:: ASSIGNMENT ::
Take the data below and filter it for lines containing the word "legroom"; show each line found.

:: RECORDS FOR THIS TASK ::
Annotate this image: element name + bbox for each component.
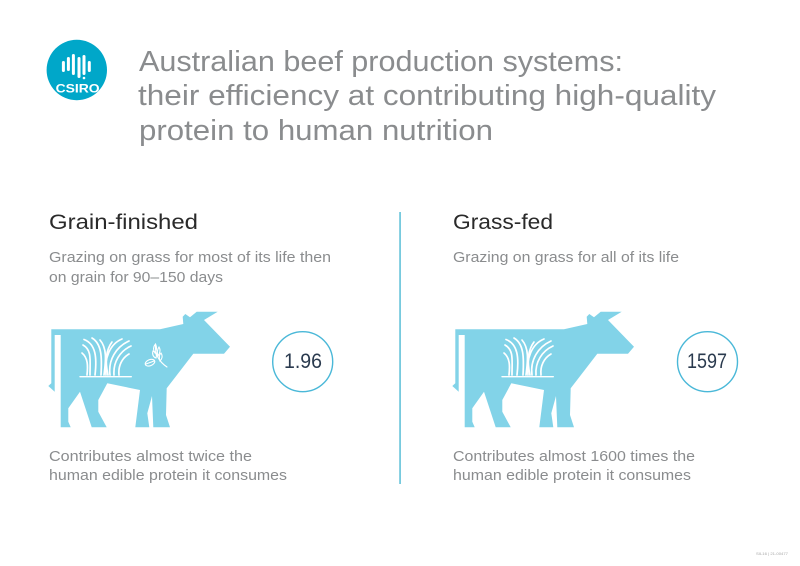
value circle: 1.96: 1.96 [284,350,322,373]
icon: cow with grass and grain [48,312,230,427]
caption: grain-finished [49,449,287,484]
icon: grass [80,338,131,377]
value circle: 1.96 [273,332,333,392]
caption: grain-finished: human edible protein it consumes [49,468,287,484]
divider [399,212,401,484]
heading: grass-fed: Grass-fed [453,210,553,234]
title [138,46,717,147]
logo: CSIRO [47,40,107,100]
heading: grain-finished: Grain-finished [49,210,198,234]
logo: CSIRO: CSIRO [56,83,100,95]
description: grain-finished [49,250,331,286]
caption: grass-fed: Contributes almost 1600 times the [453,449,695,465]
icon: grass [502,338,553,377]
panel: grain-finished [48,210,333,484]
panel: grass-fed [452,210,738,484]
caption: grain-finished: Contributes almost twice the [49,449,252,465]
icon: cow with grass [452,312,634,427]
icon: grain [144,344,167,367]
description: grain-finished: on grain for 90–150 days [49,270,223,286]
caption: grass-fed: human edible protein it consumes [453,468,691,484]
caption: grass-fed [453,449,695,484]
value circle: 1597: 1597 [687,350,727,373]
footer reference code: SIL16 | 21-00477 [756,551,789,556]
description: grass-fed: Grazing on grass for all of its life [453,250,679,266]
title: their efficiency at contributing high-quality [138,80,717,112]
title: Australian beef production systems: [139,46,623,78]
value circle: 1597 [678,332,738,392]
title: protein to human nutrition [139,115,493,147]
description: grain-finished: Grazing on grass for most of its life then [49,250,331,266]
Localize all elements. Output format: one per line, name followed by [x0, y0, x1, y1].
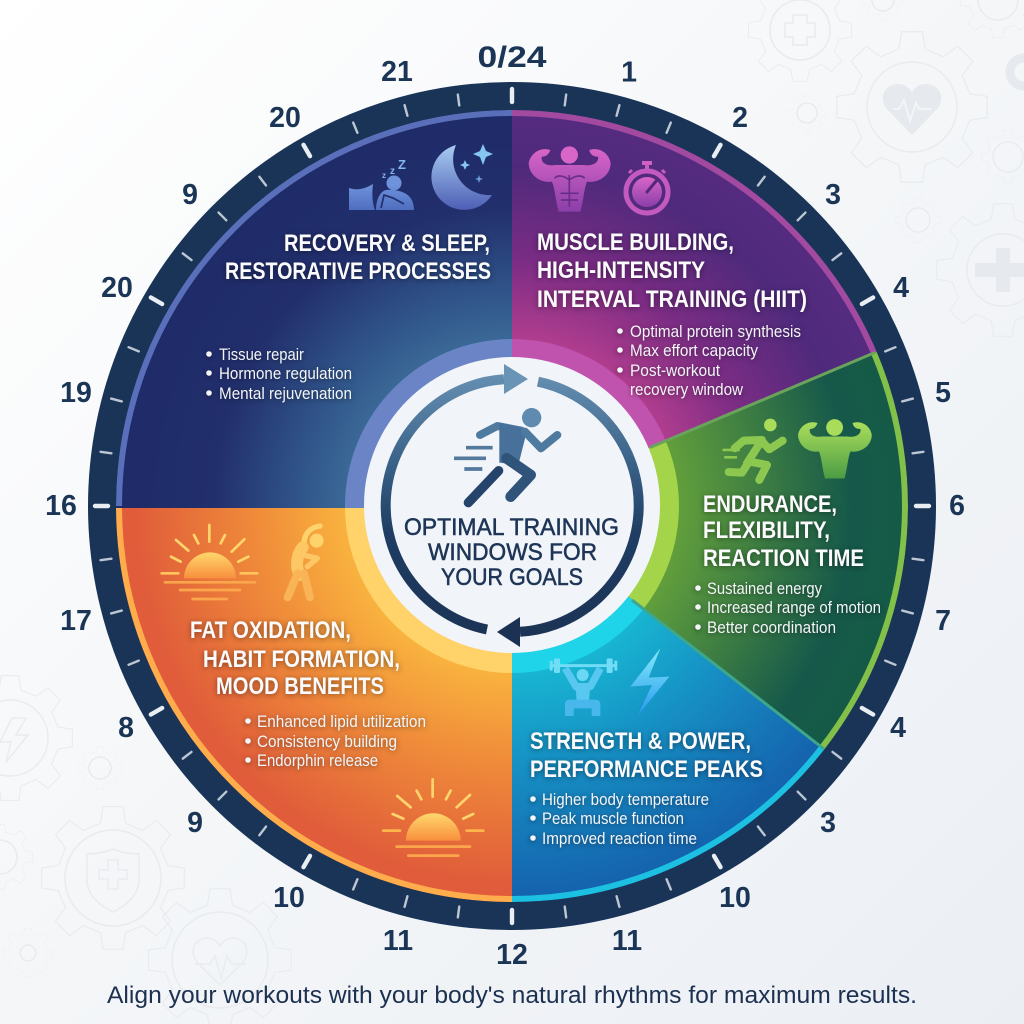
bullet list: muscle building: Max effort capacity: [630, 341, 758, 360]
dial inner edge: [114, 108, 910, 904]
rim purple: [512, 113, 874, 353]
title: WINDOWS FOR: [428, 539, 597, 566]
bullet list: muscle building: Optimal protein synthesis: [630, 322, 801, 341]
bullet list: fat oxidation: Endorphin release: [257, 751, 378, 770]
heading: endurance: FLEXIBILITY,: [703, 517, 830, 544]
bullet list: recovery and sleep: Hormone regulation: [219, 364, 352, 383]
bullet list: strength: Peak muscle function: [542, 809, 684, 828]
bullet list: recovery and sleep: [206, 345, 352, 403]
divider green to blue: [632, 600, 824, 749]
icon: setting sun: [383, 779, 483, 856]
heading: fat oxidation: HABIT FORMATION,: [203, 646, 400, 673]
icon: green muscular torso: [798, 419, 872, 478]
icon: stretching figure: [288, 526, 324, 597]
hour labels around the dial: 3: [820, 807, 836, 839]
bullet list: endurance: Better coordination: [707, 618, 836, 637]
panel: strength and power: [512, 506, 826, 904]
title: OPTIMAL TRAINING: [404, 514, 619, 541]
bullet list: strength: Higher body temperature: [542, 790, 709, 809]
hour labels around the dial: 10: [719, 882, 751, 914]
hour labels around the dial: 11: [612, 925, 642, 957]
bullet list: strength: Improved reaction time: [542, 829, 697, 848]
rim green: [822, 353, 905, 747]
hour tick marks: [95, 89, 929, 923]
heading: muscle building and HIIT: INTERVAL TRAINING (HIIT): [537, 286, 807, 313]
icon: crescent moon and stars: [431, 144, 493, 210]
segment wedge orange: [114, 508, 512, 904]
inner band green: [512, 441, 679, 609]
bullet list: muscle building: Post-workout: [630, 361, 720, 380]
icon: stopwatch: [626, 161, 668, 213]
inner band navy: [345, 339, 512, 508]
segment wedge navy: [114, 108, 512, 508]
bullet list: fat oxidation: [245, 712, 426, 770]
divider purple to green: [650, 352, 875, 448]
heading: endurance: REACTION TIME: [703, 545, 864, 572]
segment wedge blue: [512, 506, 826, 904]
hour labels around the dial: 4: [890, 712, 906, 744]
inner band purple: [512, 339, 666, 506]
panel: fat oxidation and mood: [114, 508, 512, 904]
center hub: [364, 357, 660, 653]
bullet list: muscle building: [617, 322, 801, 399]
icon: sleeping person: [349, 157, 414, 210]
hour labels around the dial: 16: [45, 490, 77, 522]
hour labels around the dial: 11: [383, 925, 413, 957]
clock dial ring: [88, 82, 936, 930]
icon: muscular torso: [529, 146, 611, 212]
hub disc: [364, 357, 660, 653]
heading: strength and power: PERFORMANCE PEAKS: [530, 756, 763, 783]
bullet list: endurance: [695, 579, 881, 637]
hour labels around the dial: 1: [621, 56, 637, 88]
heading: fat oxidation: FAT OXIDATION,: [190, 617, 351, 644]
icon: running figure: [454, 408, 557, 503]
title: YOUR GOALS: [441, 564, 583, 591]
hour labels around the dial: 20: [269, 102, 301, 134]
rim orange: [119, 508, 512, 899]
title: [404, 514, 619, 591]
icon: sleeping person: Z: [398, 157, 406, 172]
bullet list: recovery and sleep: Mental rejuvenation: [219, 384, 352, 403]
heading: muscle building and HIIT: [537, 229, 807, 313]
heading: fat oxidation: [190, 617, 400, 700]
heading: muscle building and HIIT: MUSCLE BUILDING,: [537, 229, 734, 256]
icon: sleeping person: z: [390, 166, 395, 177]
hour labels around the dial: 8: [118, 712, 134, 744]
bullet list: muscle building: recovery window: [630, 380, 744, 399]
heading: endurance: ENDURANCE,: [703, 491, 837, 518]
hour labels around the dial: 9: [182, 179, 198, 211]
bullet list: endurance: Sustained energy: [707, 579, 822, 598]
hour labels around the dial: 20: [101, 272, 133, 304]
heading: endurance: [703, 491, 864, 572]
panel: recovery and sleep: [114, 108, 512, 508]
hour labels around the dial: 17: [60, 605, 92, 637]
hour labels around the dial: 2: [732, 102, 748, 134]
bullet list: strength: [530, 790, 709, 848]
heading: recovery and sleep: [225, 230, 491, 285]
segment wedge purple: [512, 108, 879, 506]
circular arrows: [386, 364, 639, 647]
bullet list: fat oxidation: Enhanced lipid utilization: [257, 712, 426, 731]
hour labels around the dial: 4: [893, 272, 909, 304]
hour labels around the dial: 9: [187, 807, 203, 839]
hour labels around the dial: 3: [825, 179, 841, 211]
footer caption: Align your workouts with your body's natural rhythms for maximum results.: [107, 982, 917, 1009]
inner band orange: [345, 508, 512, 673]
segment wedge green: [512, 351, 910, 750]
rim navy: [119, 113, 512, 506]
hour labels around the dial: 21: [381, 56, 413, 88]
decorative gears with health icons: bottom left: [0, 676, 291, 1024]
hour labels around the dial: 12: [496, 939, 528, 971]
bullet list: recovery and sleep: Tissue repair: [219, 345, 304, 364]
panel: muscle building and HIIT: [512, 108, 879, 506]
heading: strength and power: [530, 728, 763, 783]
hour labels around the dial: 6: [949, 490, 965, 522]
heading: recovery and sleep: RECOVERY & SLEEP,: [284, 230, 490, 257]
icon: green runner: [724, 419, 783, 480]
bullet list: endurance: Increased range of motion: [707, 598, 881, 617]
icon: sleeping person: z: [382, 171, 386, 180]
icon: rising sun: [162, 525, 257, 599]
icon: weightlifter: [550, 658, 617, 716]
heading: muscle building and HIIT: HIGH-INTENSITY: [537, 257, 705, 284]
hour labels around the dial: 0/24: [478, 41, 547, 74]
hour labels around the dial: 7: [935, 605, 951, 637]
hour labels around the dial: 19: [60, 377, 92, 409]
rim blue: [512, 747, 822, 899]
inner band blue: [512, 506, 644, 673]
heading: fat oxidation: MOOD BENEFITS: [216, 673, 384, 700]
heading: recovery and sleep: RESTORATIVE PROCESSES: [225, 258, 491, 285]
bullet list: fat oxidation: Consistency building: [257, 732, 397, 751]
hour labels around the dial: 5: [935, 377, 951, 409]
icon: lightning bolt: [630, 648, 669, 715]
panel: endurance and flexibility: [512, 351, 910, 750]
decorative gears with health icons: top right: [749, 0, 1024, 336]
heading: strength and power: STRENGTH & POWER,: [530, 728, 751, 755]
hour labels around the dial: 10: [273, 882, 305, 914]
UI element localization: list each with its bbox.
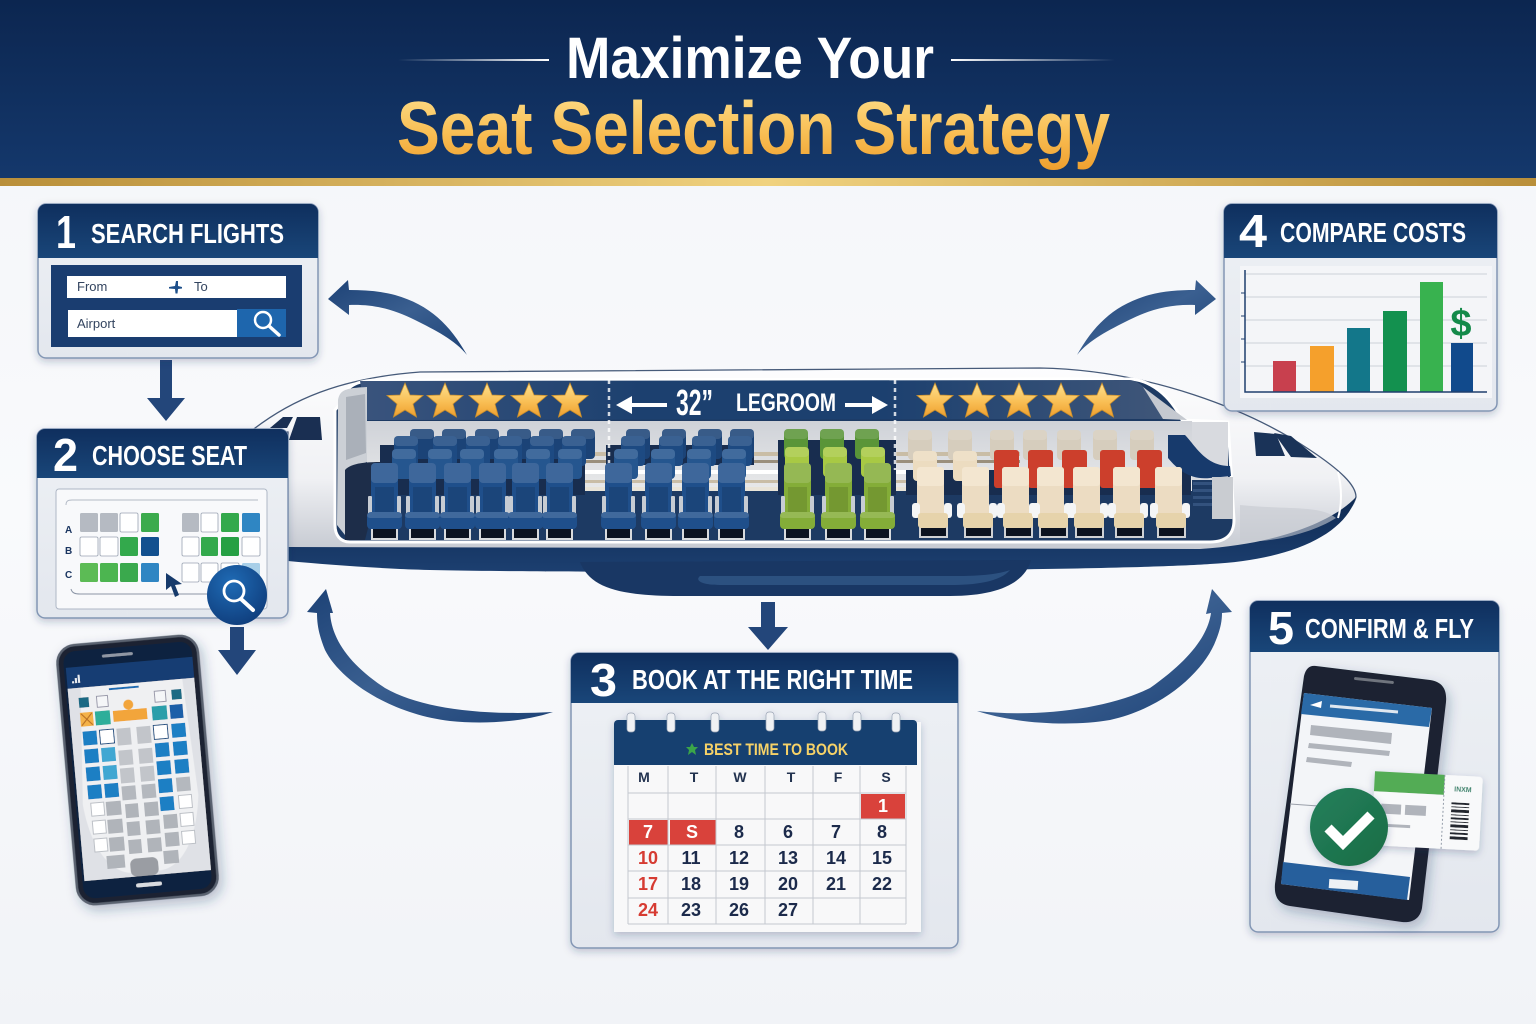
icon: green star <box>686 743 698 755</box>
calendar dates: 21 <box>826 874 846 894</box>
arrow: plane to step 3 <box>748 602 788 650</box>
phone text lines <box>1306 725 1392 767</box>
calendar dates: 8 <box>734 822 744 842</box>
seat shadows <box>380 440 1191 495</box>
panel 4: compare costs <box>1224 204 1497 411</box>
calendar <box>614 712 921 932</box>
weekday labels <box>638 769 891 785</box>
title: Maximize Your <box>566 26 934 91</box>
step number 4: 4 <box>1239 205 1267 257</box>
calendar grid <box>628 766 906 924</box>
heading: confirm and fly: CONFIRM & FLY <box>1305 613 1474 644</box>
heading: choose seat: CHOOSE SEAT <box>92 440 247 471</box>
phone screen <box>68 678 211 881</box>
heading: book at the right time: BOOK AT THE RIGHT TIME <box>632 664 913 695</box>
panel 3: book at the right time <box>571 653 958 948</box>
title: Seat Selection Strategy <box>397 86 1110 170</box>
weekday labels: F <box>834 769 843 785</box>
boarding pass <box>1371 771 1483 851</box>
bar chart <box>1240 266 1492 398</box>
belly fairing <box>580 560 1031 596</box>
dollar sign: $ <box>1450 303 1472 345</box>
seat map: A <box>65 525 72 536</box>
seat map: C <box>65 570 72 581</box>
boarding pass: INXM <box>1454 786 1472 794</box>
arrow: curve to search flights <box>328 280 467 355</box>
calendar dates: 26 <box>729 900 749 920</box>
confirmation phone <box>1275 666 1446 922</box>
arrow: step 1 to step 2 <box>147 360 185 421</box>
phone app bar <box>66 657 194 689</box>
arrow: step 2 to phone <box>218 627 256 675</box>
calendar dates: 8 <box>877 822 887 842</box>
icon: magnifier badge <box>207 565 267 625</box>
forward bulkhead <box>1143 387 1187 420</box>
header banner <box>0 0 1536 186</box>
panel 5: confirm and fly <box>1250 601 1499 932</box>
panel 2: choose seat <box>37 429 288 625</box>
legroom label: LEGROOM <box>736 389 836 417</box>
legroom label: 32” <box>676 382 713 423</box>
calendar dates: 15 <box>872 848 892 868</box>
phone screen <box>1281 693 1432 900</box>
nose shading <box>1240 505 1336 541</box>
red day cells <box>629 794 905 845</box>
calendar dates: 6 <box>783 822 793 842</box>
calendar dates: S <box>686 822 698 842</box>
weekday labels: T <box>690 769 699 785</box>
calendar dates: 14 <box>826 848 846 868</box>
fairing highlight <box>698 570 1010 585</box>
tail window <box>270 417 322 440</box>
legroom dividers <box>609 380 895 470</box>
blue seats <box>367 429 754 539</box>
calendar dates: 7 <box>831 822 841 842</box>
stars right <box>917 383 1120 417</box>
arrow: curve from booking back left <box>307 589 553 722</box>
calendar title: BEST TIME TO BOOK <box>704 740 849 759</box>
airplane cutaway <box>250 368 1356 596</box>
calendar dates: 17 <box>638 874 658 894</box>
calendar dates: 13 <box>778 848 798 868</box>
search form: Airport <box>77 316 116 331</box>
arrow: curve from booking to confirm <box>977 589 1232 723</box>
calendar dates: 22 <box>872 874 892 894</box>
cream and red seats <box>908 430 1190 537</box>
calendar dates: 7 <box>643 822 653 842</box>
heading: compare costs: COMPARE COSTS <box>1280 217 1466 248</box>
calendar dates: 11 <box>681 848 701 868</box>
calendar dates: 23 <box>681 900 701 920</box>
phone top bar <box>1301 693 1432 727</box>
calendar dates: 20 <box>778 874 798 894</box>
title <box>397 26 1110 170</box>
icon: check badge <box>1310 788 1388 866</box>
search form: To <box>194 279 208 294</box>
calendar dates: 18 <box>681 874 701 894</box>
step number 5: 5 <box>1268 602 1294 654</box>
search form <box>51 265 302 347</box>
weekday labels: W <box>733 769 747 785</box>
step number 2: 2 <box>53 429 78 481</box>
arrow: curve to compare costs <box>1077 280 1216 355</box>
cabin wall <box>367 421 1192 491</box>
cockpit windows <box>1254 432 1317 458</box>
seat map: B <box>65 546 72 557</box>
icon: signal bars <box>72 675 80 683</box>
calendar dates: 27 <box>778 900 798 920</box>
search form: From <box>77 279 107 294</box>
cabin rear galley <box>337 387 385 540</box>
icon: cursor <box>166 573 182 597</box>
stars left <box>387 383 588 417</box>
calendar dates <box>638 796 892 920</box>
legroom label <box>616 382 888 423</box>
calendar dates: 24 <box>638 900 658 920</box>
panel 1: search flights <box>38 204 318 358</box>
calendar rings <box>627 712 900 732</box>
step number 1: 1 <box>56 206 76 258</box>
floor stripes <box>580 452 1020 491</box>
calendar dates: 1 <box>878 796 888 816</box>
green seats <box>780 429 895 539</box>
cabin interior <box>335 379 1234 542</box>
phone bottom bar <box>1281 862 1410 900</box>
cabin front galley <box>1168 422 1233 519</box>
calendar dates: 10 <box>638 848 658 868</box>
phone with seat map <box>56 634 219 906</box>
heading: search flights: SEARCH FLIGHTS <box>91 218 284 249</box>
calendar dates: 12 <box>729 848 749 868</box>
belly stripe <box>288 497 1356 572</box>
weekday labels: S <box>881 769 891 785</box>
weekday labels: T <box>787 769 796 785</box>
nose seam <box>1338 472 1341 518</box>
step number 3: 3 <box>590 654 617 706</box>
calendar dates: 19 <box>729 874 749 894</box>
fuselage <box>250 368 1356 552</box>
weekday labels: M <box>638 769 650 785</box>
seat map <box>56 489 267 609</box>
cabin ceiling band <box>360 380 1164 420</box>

:: SOLUTION TO THIS EXERCISE ::
legroom label: LEGROOM <box>736 389 836 417</box>
legroom label: 32” <box>676 382 713 423</box>
legroom dividers <box>609 380 895 470</box>
legroom label <box>616 382 888 423</box>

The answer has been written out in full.